## Exercise requirements
Quote the records that follow in full, leaving the pictures out.

-- BEGIN Material shown --

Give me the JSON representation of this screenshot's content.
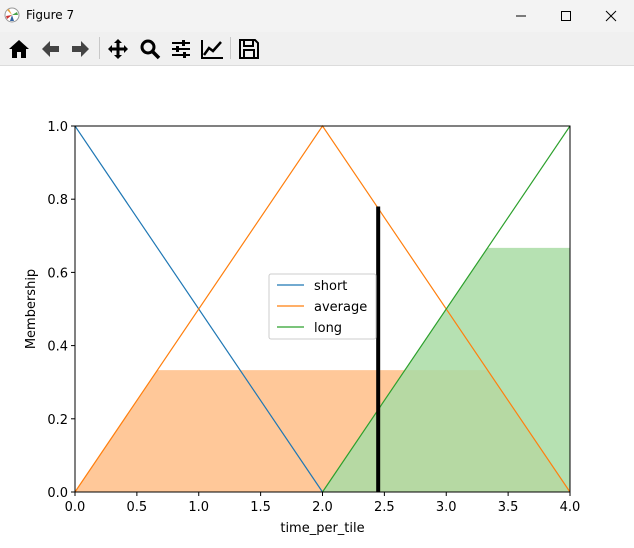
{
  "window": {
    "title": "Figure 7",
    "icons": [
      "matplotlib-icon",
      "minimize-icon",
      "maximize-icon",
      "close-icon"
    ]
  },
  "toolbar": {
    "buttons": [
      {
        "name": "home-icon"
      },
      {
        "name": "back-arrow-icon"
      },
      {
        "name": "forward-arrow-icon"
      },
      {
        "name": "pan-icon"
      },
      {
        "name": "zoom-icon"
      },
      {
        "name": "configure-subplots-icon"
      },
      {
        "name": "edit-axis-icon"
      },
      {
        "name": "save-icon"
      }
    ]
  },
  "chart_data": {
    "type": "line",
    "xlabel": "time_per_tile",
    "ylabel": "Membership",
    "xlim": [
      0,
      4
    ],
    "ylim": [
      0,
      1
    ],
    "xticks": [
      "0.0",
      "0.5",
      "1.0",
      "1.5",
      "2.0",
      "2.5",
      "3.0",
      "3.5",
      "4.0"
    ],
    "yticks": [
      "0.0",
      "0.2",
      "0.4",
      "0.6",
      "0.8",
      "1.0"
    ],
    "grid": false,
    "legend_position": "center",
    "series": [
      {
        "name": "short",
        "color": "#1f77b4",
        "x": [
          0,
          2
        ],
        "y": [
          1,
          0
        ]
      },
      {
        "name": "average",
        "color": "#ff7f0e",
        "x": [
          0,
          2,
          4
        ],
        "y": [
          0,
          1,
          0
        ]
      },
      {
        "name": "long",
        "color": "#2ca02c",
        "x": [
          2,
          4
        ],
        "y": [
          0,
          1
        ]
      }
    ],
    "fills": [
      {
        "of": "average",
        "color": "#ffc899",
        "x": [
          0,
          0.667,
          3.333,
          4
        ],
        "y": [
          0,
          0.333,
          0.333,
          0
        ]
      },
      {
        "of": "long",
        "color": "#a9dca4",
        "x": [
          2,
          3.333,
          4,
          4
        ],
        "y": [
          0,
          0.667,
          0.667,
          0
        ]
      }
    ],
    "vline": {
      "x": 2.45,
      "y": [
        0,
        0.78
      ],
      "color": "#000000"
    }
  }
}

-- END Material shown --

## Expected output
Give me the JSON representation of this screenshot's content.
{
  "window": {
    "title": "Figure 7",
    "icons": [
      "matplotlib-icon",
      "minimize-icon",
      "maximize-icon",
      "close-icon"
    ]
  },
  "toolbar": {
    "buttons": [
      {
        "name": "home-icon"
      },
      {
        "name": "back-arrow-icon"
      },
      {
        "name": "forward-arrow-icon"
      },
      {
        "name": "pan-icon"
      },
      {
        "name": "zoom-icon"
      },
      {
        "name": "configure-subplots-icon"
      },
      {
        "name": "edit-axis-icon"
      },
      {
        "name": "save-icon"
      }
    ]
  },
  "chart_data": {
    "type": "line",
    "xlabel": "time_per_tile",
    "ylabel": "Membership",
    "xlim": [
      0,
      4
    ],
    "ylim": [
      0,
      1
    ],
    "xticks": [
      "0.0",
      "0.5",
      "1.0",
      "1.5",
      "2.0",
      "2.5",
      "3.0",
      "3.5",
      "4.0"
    ],
    "yticks": [
      "0.0",
      "0.2",
      "0.4",
      "0.6",
      "0.8",
      "1.0"
    ],
    "grid": false,
    "legend_position": "center",
    "series": [
      {
        "name": "short",
        "color": "#1f77b4",
        "x": [
          0,
          2
        ],
        "y": [
          1,
          0
        ]
      },
      {
        "name": "average",
        "color": "#ff7f0e",
        "x": [
          0,
          2,
          4
        ],
        "y": [
          0,
          1,
          0
        ]
      },
      {
        "name": "long",
        "color": "#2ca02c",
        "x": [
          2,
          4
        ],
        "y": [
          0,
          1
        ]
      }
    ],
    "fills": [
      {
        "of": "average",
        "color": "#ffc899",
        "x": [
          0,
          0.667,
          3.333,
          4
        ],
        "y": [
          0,
          0.333,
          0.333,
          0
        ]
      },
      {
        "of": "long",
        "color": "#a9dca4",
        "x": [
          2,
          3.333,
          4,
          4
        ],
        "y": [
          0,
          0.667,
          0.667,
          0
        ]
      }
    ],
    "vline": {
      "x": 2.45,
      "y": [
        0,
        0.78
      ],
      "color": "#000000"
    }
  }
}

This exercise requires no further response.